Aim of the exercise:
Pick out each line containing the string "label" and copy it.

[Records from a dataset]
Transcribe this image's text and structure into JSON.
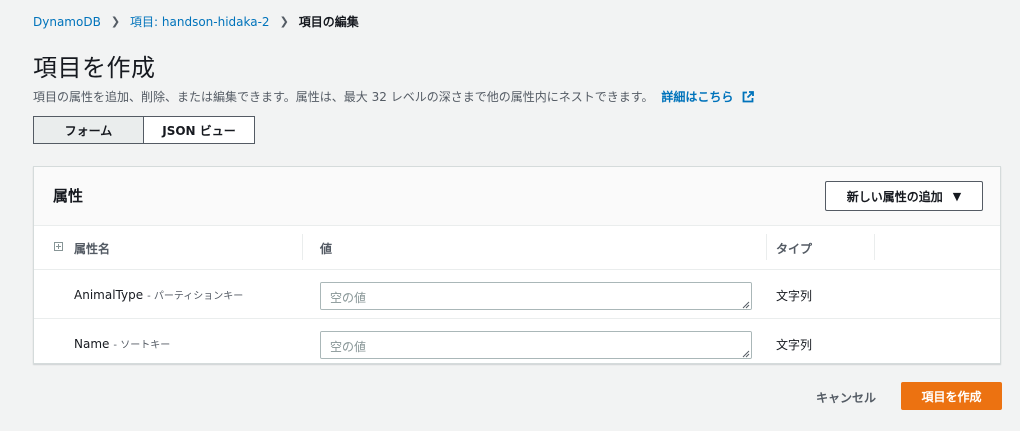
{
  "breadcrumb": {
    "items": [
      {
        "label": "DynamoDB"
      },
      {
        "label": "項目: handson-hidaka-2"
      },
      {
        "label": "項目の編集"
      }
    ]
  },
  "page": {
    "title": "項目を作成",
    "description": "項目の属性を追加、削除、または編集できます。属性は、最大 32 レベルの深さまで他の属性内にネストできます。",
    "learn_more": "詳細はこちら"
  },
  "view_toggle": {
    "form": "フォーム",
    "json": "JSON ビュー",
    "selected": "フォーム"
  },
  "attributes_panel": {
    "title": "属性",
    "add_button": "新しい属性の追加",
    "columns": {
      "name": "属性名",
      "value": "値",
      "type": "タイプ"
    },
    "rows": [
      {
        "name": "AnimalType",
        "hint": "- パーティションキー",
        "placeholder": "空の値",
        "type": "文字列"
      },
      {
        "name": "Name",
        "hint": "- ソートキー",
        "placeholder": "空の値",
        "type": "文字列"
      }
    ]
  },
  "actions": {
    "cancel": "キャンセル",
    "create": "項目を作成"
  },
  "colors": {
    "link": "#0073bb",
    "primary": "#ec7211",
    "background": "#f2f3f3"
  }
}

Task answer:
        "label": "DynamoDB"
        "label": "項目: handson-hidaka-2"
        "label": "項目の編集"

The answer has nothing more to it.